DATA SUPPLIED ::

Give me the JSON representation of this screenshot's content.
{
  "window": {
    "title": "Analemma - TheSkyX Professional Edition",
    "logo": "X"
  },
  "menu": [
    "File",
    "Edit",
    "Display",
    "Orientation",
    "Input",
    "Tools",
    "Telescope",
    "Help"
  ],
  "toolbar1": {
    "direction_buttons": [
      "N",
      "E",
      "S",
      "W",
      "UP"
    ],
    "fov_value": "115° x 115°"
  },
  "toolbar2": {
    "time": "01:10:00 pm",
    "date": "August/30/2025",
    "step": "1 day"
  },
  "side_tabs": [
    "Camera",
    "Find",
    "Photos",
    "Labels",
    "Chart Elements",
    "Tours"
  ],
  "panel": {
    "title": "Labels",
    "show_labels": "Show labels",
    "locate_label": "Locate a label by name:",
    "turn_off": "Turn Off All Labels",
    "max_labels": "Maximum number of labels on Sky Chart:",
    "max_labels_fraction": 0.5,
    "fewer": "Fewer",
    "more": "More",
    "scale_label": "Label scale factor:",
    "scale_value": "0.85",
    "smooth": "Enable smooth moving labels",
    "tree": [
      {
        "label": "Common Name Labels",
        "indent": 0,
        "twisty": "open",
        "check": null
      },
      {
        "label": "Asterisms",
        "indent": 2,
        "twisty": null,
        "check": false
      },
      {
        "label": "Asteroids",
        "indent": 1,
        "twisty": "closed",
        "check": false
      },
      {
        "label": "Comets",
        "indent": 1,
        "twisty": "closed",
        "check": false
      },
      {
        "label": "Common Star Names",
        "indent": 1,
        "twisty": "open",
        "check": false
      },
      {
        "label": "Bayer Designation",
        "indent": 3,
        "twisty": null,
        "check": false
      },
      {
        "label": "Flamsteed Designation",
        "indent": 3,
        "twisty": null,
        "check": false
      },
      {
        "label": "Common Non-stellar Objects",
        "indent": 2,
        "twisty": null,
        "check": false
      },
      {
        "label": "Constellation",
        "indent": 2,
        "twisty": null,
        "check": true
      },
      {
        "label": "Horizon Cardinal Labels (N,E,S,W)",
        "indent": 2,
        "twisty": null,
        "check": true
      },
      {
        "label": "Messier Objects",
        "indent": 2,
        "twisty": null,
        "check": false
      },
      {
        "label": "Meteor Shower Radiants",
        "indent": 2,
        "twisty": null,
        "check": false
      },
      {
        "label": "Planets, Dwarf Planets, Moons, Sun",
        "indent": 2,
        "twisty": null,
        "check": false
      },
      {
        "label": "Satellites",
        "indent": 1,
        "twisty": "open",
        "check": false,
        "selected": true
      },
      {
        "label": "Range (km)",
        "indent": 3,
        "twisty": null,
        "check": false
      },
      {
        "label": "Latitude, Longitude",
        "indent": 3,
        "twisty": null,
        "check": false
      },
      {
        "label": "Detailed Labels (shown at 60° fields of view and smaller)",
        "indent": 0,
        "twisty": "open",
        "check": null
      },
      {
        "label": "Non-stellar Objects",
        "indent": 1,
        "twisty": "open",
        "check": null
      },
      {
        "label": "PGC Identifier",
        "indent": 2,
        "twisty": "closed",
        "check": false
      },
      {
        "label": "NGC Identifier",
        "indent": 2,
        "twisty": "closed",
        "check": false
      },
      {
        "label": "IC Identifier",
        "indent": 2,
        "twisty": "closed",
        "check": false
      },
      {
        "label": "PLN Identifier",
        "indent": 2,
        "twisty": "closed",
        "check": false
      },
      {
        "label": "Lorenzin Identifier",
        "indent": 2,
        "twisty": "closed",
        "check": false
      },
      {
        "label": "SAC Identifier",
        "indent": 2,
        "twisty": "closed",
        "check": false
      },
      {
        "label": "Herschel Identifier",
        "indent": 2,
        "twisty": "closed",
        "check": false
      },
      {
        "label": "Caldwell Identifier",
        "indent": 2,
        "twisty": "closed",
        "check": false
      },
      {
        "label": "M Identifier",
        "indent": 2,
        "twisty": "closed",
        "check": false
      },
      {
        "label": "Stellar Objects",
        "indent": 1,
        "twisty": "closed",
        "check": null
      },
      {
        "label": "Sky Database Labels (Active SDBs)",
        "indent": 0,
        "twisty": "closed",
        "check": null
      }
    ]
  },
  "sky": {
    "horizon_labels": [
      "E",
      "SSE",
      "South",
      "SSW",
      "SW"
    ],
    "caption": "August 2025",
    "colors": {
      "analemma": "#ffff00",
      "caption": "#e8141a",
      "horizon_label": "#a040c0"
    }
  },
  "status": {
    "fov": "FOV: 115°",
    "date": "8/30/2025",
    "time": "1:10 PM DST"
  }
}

WORK INSTRUCTIONS :: Give the count of lines containing "Designation", with no added text.

CORRECT RESULT :: 2